= PROBLEM DESCRIPTION =
Print the data exactly, leaving nothing out.

(Collected data entries)
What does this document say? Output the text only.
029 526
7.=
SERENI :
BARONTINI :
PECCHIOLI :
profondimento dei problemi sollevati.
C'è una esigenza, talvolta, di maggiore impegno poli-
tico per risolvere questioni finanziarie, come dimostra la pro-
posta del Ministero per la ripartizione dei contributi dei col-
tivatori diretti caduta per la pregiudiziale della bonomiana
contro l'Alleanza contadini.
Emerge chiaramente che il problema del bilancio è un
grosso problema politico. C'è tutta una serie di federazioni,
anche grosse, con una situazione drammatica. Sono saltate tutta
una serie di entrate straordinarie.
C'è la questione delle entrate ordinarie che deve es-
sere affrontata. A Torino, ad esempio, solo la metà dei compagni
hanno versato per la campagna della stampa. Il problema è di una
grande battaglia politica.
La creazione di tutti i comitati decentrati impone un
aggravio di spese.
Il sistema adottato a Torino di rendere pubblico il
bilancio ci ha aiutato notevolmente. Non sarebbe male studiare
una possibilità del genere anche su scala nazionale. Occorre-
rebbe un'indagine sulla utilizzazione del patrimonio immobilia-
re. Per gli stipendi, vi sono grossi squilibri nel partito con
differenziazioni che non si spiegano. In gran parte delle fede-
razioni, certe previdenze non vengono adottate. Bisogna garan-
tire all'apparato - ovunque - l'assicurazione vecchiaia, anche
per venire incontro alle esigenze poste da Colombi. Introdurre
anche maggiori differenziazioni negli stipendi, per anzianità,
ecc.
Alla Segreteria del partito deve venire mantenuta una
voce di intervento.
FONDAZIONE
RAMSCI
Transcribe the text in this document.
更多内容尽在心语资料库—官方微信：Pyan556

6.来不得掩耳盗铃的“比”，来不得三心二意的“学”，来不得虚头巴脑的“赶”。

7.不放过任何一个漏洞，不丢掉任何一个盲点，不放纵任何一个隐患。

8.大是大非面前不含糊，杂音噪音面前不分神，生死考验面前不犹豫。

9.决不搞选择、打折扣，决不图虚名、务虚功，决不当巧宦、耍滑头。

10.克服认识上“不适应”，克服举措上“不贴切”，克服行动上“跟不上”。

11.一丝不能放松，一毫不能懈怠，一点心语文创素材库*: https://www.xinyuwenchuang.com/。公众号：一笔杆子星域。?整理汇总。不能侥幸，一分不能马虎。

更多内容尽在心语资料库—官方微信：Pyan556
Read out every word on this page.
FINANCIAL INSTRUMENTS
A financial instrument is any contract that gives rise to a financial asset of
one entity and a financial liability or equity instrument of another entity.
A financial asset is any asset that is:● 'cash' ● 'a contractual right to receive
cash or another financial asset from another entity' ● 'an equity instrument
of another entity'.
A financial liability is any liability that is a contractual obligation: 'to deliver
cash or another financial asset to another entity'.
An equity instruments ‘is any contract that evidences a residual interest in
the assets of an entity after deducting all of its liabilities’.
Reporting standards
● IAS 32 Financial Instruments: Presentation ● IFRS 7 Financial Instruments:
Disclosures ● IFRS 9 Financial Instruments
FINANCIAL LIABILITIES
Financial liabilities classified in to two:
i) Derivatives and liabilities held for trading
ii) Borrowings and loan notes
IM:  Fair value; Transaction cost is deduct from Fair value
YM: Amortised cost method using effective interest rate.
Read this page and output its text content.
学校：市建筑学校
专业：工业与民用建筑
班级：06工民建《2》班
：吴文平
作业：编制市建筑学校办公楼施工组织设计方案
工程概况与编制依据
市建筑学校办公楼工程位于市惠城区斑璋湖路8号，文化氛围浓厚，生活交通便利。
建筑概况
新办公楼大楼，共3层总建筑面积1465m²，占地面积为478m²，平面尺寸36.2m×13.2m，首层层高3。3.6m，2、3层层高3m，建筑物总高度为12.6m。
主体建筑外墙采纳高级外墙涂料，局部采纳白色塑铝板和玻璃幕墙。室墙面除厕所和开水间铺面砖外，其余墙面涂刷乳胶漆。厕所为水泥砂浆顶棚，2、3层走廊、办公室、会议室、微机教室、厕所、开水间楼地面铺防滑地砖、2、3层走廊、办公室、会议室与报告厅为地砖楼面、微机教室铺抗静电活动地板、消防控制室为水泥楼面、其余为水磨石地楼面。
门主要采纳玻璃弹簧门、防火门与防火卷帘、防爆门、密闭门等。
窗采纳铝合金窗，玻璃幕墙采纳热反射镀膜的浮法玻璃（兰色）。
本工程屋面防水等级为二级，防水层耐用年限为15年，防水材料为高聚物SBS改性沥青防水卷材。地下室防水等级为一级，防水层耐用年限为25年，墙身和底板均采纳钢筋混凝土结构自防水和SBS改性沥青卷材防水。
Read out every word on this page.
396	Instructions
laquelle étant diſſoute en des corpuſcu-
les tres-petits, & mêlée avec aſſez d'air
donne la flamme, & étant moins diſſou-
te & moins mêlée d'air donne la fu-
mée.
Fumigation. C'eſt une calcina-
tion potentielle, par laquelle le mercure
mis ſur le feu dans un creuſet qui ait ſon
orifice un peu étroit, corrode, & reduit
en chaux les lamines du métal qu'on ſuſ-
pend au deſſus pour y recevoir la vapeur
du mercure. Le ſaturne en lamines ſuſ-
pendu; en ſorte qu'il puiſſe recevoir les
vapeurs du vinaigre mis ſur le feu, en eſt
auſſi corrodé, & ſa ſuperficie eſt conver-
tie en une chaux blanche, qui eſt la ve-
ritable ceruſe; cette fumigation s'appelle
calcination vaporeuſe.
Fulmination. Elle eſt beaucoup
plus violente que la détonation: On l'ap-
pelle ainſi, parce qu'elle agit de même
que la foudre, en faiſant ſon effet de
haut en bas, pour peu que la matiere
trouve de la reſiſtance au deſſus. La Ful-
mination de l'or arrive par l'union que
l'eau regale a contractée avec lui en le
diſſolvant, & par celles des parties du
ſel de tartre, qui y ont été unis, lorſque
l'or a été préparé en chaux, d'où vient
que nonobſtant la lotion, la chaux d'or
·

= SOLUTION TO THIS EXERCISE =
What does this document say? Output the text only.
029 526
7.=
SERENI :
BARONTINI :
PECCHIOLI :
profondimento dei problemi sollevati.
C'è una esigenza, talvolta, di maggiore impegno poli-
tico per risolvere questioni finanziarie, come dimostra la pro-
posta del Ministero per la ripartizione dei contributi dei col-
tivatori diretti caduta per la pregiudiziale della bonomiana
contro l'Alleanza contadini.
Emerge chiaramente che il problema del bilancio è un
grosso problema politico. C'è tutta una serie di federazioni,
anche grosse, con una situazione drammatica. Sono saltate tutta
una serie di entrate straordinarie.
C'è la questione delle entrate ordinarie che deve es-
sere affrontata. A Torino, ad esempio, solo la metà dei compagni
hanno versato per la campagna della stampa. Il problema è di una
grande battaglia politica.
La creazione di tutti i comitati decentrati impone un
aggravio di spese.
Il sistema adottato a Torino di rendere pubblico il
bilancio ci ha aiutato notevolmente. Non sarebbe male studiare
una possibilità del genere anche su scala nazionale. Occorre-
rebbe un'indagine sulla utilizzazione del patrimonio immobilia-
re. Per gli stipendi, vi sono grossi squilibri nel partito con
differenziazioni che non si spiegano. In gran parte delle fede-
razioni, certe previdenze non vengono adottate. Bisogna garan-
tire all'apparato - ovunque - l'assicurazione vecchiaia, anche
per venire incontro alle esigenze poste da Colombi. Introdurre
anche maggiori differenziazioni negli stipendi, per anzianità,
ecc.
Alla Segreteria del partito deve venire mantenuta una
voce di intervento.
FONDAZIONE
RAMSCI
Transcribe the text in this document.
更多内容尽在心语资料库—官方微信：Pyan556

6.来不得掩耳盗铃的“比”，来不得三心二意的“学”，来不得虚头巴脑的“赶”。

7.不放过任何一个漏洞，不丢掉任何一个盲点，不放纵任何一个隐患。

8.大是大非面前不含糊，杂音噪音面前不分神，生死考验面前不犹豫。

9.决不搞选择、打折扣，决不图虚名、务虚功，决不当巧宦、耍滑头。

10.克服认识上“不适应”，克服举措上“不贴切”，克服行动上“跟不上”。

11.一丝不能放松，一毫不能懈怠，一点心语文创素材库*: https://www.xinyuwenchuang.com/。公众号：一笔杆子星域。?整理汇总。不能侥幸，一分不能马虎。

更多内容尽在心语资料库—官方微信：Pyan556
Read out every word on this page.
FINANCIAL INSTRUMENTS
A financial instrument is any contract that gives rise to a financial asset of
one entity and a financial liability or equity instrument of another entity.
A financial asset is any asset that is:● 'cash' ● 'a contractual right to receive
cash or another financial asset from another entity' ● 'an equity instrument
of another entity'.
A financial liability is any liability that is a contractual obligation: 'to deliver
cash or another financial asset to another entity'.
An equity instruments ‘is any contract that evidences a residual interest in
the assets of an entity after deducting all of its liabilities’.
Reporting standards
● IAS 32 Financial Instruments: Presentation ● IFRS 7 Financial Instruments:
Disclosures ● IFRS 9 Financial Instruments
FINANCIAL LIABILITIES
Financial liabilities classified in to two:
i) Derivatives and liabilities held for trading
ii) Borrowings and loan notes
IM:  Fair value; Transaction cost is deduct from Fair value
YM: Amortised cost method using effective interest rate.
Read this page and output its text content.
学校：市建筑学校
专业：工业与民用建筑
班级：06工民建《2》班
：吴文平
作业：编制市建筑学校办公楼施工组织设计方案
工程概况与编制依据
市建筑学校办公楼工程位于市惠城区斑璋湖路8号，文化氛围浓厚，生活交通便利。
建筑概况
新办公楼大楼，共3层总建筑面积1465m²，占地面积为478m²，平面尺寸36.2m×13.2m，首层层高3。3.6m，2、3层层高3m，建筑物总高度为12.6m。
主体建筑外墙采纳高级外墙涂料，局部采纳白色塑铝板和玻璃幕墙。室墙面除厕所和开水间铺面砖外，其余墙面涂刷乳胶漆。厕所为水泥砂浆顶棚，2、3层走廊、办公室、会议室、微机教室、厕所、开水间楼地面铺防滑地砖、2、3层走廊、办公室、会议室与报告厅为地砖楼面、微机教室铺抗静电活动地板、消防控制室为水泥楼面、其余为水磨石地楼面。
门主要采纳玻璃弹簧门、防火门与防火卷帘、防爆门、密闭门等。
窗采纳铝合金窗，玻璃幕墙采纳热反射镀膜的浮法玻璃（兰色）。
本工程屋面防水等级为二级，防水层耐用年限为15年，防水材料为高聚物SBS改性沥青防水卷材。地下室防水等级为一级，防水层耐用年限为25年，墙身和底板均采纳钢筋混凝土结构自防水和SBS改性沥青卷材防水。
Read out every word on this page.
396	Instructions
laquelle étant diſſoute en des corpuſcu-
les tres-petits, & mêlée avec aſſez d'air
donne la flamme, & étant moins diſſou-
te & moins mêlée d'air donne la fu-
mée.
Fumigation. C'eſt une calcina-
tion potentielle, par laquelle le mercure
mis ſur le feu dans un creuſet qui ait ſon
orifice un peu étroit, corrode, & reduit
en chaux les lamines du métal qu'on ſuſ-
pend au deſſus pour y recevoir la vapeur
du mercure. Le ſaturne en lamines ſuſ-
pendu; en ſorte qu'il puiſſe recevoir les
vapeurs du vinaigre mis ſur le feu, en eſt
auſſi corrodé, & ſa ſuperficie eſt conver-
tie en une chaux blanche, qui eſt la ve-
ritable ceruſe; cette fumigation s'appelle
calcination vaporeuſe.
Fulmination. Elle eſt beaucoup
plus violente que la détonation: On l'ap-
pelle ainſi, parce qu'elle agit de même
que la foudre, en faiſant ſon effet de
haut en bas, pour peu que la matiere
trouve de la reſiſtance au deſſus. La Ful-
mination de l'or arrive par l'union que
l'eau regale a contractée avec lui en le
diſſolvant, & par celles des parties du
ſel de tartre, qui y ont été unis, lorſque
l'or a été préparé en chaux, d'où vient
que nonobſtant la lotion, la chaux d'or
·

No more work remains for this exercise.